**Dataset rows**

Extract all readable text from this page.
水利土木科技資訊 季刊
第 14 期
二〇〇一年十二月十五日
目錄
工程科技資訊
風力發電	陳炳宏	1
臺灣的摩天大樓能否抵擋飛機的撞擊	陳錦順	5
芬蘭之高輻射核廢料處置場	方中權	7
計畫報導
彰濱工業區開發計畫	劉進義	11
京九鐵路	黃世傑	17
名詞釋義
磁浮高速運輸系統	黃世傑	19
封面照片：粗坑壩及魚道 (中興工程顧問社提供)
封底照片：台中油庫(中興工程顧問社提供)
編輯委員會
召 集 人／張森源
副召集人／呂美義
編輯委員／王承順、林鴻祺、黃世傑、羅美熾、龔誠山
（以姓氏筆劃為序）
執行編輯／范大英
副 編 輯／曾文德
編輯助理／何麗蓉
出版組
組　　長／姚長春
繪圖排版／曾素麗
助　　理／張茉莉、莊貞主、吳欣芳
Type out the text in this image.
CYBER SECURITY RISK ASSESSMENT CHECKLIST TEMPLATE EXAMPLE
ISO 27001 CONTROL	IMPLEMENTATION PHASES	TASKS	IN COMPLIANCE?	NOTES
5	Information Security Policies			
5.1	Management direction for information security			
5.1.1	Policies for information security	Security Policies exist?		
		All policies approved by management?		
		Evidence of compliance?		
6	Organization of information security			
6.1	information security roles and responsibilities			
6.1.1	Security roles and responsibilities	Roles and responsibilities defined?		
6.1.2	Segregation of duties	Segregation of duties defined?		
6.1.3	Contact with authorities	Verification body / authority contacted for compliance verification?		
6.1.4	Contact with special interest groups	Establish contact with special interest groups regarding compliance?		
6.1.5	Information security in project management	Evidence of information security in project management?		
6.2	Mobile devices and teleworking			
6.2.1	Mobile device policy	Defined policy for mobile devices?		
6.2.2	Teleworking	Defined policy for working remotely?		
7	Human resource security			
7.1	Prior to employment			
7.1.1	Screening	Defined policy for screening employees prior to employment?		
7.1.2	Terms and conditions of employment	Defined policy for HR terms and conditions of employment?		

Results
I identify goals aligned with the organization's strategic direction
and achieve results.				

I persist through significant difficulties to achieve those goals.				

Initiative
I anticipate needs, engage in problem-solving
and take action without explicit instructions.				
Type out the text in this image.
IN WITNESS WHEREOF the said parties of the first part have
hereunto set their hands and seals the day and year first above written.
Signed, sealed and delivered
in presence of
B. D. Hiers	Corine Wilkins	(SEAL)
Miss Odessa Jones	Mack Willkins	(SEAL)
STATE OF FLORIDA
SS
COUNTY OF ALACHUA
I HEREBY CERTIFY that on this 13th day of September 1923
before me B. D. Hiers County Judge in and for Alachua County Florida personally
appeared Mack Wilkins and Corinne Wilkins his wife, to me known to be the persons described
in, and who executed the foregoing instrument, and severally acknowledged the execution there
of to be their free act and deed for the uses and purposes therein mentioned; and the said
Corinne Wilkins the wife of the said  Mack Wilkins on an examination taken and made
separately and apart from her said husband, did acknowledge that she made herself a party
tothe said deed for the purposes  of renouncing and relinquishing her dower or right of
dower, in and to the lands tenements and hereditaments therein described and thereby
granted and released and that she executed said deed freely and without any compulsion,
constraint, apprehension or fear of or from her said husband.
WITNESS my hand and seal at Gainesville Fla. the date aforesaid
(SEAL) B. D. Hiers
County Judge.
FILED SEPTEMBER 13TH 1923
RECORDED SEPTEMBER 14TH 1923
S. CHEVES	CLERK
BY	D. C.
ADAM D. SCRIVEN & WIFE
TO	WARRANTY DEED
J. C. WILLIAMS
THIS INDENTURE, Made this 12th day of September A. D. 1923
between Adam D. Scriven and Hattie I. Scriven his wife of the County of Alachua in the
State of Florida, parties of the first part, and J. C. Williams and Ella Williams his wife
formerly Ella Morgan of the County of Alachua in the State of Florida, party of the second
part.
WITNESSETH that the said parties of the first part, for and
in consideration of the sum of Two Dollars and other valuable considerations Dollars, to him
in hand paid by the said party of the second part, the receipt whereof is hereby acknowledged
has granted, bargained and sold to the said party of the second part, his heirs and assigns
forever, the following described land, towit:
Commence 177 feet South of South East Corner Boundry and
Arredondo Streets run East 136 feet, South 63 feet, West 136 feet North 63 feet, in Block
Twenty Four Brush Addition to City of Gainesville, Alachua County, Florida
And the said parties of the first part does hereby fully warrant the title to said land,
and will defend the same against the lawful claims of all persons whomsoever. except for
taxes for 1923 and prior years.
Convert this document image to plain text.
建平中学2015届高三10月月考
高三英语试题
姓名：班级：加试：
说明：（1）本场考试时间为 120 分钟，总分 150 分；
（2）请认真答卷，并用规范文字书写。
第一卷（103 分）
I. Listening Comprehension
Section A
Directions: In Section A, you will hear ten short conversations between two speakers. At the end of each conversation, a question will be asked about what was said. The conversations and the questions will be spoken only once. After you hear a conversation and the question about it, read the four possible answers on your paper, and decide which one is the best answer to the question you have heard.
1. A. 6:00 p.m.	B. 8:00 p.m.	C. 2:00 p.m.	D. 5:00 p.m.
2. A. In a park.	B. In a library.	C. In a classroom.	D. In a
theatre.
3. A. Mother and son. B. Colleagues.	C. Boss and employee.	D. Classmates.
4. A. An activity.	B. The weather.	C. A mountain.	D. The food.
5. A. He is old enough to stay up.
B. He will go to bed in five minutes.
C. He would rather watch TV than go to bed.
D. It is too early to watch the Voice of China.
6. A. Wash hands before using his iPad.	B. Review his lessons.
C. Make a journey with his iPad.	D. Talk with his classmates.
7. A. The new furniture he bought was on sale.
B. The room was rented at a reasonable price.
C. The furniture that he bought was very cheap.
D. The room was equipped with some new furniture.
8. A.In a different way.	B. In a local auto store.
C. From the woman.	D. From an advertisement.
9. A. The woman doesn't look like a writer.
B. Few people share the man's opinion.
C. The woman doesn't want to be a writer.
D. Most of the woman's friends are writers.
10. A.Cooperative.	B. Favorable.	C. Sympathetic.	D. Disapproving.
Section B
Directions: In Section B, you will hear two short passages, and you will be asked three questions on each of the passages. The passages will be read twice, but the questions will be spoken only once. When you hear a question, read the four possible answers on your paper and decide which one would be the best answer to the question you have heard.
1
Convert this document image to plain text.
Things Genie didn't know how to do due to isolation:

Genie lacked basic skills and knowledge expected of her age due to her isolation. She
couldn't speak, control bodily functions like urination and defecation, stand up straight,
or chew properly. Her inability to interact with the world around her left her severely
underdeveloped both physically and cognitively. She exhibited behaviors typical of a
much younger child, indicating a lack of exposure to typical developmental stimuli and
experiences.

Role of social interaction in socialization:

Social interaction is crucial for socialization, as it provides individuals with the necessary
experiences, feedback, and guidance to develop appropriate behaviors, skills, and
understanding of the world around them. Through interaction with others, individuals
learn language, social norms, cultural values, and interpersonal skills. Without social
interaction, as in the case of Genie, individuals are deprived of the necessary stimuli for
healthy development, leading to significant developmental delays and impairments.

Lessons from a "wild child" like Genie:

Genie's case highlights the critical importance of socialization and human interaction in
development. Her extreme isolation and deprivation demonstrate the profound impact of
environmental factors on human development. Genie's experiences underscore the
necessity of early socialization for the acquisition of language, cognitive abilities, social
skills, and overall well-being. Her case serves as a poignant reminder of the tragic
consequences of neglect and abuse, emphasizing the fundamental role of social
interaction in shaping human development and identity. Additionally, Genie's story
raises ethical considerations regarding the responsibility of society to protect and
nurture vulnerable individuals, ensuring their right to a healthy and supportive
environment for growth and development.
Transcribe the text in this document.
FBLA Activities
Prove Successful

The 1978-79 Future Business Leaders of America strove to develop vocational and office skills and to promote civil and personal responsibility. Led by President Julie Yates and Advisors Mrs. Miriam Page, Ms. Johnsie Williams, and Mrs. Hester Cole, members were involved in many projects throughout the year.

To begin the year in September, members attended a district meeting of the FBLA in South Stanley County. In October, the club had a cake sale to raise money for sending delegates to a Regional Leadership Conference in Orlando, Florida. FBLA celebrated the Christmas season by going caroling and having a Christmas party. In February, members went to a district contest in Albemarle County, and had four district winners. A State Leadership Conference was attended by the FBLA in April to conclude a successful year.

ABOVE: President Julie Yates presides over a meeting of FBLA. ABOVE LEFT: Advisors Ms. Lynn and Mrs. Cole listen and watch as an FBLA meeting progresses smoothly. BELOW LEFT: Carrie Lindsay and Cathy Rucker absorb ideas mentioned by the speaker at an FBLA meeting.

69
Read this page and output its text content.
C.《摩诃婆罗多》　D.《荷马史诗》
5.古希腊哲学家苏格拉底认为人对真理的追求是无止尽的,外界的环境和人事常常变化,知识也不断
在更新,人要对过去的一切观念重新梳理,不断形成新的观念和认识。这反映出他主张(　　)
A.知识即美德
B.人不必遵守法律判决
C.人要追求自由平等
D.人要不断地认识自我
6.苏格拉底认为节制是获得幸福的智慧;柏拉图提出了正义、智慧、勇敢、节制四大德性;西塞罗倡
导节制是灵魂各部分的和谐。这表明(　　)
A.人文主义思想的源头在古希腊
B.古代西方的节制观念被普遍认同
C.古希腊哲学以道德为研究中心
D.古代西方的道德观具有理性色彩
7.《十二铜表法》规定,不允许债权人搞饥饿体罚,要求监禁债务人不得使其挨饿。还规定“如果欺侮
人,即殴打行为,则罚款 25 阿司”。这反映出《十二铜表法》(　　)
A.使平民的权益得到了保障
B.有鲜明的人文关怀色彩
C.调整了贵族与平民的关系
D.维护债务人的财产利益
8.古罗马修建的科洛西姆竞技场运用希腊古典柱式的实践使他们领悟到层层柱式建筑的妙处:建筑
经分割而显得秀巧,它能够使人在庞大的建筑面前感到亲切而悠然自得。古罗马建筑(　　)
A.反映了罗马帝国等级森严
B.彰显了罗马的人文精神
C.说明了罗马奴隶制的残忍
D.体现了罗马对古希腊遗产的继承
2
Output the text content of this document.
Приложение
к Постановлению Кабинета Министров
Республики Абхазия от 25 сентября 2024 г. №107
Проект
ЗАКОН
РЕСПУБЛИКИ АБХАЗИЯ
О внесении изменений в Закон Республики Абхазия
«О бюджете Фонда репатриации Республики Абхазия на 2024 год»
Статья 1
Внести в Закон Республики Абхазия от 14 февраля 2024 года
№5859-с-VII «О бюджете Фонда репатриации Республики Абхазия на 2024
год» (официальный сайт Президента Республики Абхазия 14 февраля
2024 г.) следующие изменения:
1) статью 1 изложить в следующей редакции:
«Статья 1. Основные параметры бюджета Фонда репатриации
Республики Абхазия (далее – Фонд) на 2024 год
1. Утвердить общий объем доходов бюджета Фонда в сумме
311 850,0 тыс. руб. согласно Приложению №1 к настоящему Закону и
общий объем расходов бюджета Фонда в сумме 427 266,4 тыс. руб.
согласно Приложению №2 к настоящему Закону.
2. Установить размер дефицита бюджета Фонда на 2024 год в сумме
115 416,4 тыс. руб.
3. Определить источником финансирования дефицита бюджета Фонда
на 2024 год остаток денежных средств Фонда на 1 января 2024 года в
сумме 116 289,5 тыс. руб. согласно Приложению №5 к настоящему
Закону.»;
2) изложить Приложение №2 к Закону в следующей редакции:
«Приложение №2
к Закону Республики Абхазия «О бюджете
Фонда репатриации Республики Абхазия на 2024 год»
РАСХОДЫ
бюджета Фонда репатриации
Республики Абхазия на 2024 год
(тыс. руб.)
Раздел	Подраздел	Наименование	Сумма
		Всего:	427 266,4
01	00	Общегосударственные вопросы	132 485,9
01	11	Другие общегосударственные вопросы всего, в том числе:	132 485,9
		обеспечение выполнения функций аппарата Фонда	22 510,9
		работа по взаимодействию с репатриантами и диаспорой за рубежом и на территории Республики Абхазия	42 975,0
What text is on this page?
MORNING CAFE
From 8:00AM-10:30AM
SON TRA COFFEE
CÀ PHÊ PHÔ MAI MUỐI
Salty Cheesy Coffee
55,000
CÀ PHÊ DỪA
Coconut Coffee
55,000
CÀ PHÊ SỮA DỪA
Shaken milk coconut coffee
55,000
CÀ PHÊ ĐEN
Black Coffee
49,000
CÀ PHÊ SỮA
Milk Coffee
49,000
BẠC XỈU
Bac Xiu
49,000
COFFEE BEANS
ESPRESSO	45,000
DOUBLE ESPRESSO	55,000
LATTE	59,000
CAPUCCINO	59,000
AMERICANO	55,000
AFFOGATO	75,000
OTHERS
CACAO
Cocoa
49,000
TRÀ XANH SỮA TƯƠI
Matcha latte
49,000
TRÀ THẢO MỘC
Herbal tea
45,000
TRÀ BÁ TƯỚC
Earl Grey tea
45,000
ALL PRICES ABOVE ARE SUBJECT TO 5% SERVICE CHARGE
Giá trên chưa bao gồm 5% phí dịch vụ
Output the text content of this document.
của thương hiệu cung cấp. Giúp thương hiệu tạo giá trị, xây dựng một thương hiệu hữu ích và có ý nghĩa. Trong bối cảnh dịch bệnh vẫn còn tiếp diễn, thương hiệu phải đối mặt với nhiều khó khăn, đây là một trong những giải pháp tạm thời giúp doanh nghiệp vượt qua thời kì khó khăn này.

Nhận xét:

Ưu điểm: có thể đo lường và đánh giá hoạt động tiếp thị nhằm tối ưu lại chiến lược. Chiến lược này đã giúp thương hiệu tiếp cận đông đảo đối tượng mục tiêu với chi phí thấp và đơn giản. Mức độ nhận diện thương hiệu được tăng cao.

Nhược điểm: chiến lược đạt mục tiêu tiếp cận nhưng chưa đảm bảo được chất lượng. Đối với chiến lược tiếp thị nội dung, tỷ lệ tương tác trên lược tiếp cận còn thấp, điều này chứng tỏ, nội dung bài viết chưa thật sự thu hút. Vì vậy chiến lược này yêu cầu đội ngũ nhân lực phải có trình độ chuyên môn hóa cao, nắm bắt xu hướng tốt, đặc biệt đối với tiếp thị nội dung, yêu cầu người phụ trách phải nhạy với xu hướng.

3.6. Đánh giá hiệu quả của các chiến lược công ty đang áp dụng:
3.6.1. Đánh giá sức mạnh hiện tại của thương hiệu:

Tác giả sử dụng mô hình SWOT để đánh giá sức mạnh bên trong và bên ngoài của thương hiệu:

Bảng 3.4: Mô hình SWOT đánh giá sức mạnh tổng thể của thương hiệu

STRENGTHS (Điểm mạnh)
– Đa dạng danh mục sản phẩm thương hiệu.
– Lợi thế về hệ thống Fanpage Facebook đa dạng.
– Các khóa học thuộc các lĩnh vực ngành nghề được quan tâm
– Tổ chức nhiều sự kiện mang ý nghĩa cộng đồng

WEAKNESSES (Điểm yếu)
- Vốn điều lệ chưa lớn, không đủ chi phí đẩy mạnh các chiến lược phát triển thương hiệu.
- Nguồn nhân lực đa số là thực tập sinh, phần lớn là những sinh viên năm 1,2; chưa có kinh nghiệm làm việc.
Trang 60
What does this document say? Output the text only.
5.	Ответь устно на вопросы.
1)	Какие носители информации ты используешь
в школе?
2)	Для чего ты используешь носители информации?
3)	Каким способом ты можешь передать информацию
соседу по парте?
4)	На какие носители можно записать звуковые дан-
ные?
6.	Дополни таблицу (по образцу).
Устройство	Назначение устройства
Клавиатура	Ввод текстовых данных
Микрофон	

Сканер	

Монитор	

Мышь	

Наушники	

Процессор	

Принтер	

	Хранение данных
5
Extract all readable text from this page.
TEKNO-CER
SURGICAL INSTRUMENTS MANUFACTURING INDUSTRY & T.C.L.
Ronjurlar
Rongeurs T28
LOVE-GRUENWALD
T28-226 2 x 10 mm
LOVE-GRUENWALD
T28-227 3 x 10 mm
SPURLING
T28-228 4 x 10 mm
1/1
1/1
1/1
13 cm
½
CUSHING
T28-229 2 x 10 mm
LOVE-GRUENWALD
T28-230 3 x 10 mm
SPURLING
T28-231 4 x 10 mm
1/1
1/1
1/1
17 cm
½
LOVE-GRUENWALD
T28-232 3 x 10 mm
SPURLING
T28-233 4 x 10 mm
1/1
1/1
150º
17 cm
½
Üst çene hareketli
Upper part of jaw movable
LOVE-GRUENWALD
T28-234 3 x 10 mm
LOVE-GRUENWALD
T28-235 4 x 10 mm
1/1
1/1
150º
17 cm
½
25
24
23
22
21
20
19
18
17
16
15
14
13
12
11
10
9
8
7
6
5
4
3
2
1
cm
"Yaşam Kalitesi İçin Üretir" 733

**Short problem**
In the listing above, find the lines holding the word "điều" and copy them.

**Expected answer**
Nhược điểm: chiến lược đạt mục tiêu tiếp cận nhưng chưa đảm bảo được chất lượng. Đối với chiến lược tiếp thị nội dung, tỷ lệ tương tác trên lược tiếp cận còn thấp, điều này chứng tỏ, nội dung bài viết chưa thật sự thu hút. Vì vậy chiến lược này yêu cầu đội ngũ nhân lực phải có trình độ chuyên môn hóa cao, nắm bắt xu hướng tốt, đặc biệt đối với tiếp thị nội dung, yêu cầu người phụ trách phải nhạy với xu hướng.
- Vốn điều lệ chưa lớn, không đủ chi phí đẩy mạnh các chiến lược phát triển thương hiệu.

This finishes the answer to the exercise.